YOUR OBJECTIVE:
Could you print every record below exactly as it appears?

PROVIDED ENTRIES:

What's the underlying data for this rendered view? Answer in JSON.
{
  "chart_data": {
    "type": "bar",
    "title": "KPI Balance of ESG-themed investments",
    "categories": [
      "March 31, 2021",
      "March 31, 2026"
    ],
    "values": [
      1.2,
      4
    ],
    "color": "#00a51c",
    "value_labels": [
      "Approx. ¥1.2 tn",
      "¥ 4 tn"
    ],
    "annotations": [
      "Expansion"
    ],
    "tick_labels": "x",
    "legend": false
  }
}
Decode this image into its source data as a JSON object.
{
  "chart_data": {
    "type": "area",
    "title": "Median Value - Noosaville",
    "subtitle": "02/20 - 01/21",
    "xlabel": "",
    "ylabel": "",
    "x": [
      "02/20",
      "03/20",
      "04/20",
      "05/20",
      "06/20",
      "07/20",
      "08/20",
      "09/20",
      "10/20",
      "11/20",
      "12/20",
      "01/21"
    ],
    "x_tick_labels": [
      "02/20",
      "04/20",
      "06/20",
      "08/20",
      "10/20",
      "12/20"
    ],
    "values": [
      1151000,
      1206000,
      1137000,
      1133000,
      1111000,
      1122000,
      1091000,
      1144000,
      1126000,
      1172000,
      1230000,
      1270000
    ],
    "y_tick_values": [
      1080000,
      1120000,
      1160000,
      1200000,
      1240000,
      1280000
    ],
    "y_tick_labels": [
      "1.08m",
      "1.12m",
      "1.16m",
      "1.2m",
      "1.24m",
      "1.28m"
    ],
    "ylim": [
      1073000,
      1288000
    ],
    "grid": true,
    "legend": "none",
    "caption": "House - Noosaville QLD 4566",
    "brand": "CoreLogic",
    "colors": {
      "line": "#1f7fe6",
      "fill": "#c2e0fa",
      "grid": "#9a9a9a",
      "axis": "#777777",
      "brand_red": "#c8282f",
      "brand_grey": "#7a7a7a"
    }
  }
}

THE RESULT:
What's the underlying data for this rendered view? Answer in JSON.
{
  "chart_data": {
    "type": "bar",
    "title": "KPI Balance of ESG-themed investments",
    "categories": [
      "March 31, 2021",
      "March 31, 2026"
    ],
    "values": [
      1.2,
      4
    ],
    "color": "#00a51c",
    "value_labels": [
      "Approx. ¥1.2 tn",
      "¥ 4 tn"
    ],
    "annotations": [
      "Expansion"
    ],
    "tick_labels": "x",
    "legend": false
  }
}
Decode this image into its source data as a JSON object.
{
  "chart_data": {
    "type": "area",
    "title": "Median Value - Noosaville",
    "subtitle": "02/20 - 01/21",
    "xlabel": "",
    "ylabel": "",
    "x": [
      "02/20",
      "03/20",
      "04/20",
      "05/20",
      "06/20",
      "07/20",
      "08/20",
      "09/20",
      "10/20",
      "11/20",
      "12/20",
      "01/21"
    ],
    "x_tick_labels": [
      "02/20",
      "04/20",
      "06/20",
      "08/20",
      "10/20",
      "12/20"
    ],
    "values": [
      1151000,
      1206000,
      1137000,
      1133000,
      1111000,
      1122000,
      1091000,
      1144000,
      1126000,
      1172000,
      1230000,
      1270000
    ],
    "y_tick_values": [
      1080000,
      1120000,
      1160000,
      1200000,
      1240000,
      1280000
    ],
    "y_tick_labels": [
      "1.08m",
      "1.12m",
      "1.16m",
      "1.2m",
      "1.24m",
      "1.28m"
    ],
    "ylim": [
      1073000,
      1288000
    ],
    "grid": true,
    "legend": "none",
    "caption": "House - Noosaville QLD 4566",
    "brand": "CoreLogic",
    "colors": {
      "line": "#1f7fe6",
      "fill": "#c2e0fa",
      "grid": "#9a9a9a",
      "axis": "#777777",
      "brand_red": "#c8282f",
      "brand_grey": "#7a7a7a"
    }
  }
}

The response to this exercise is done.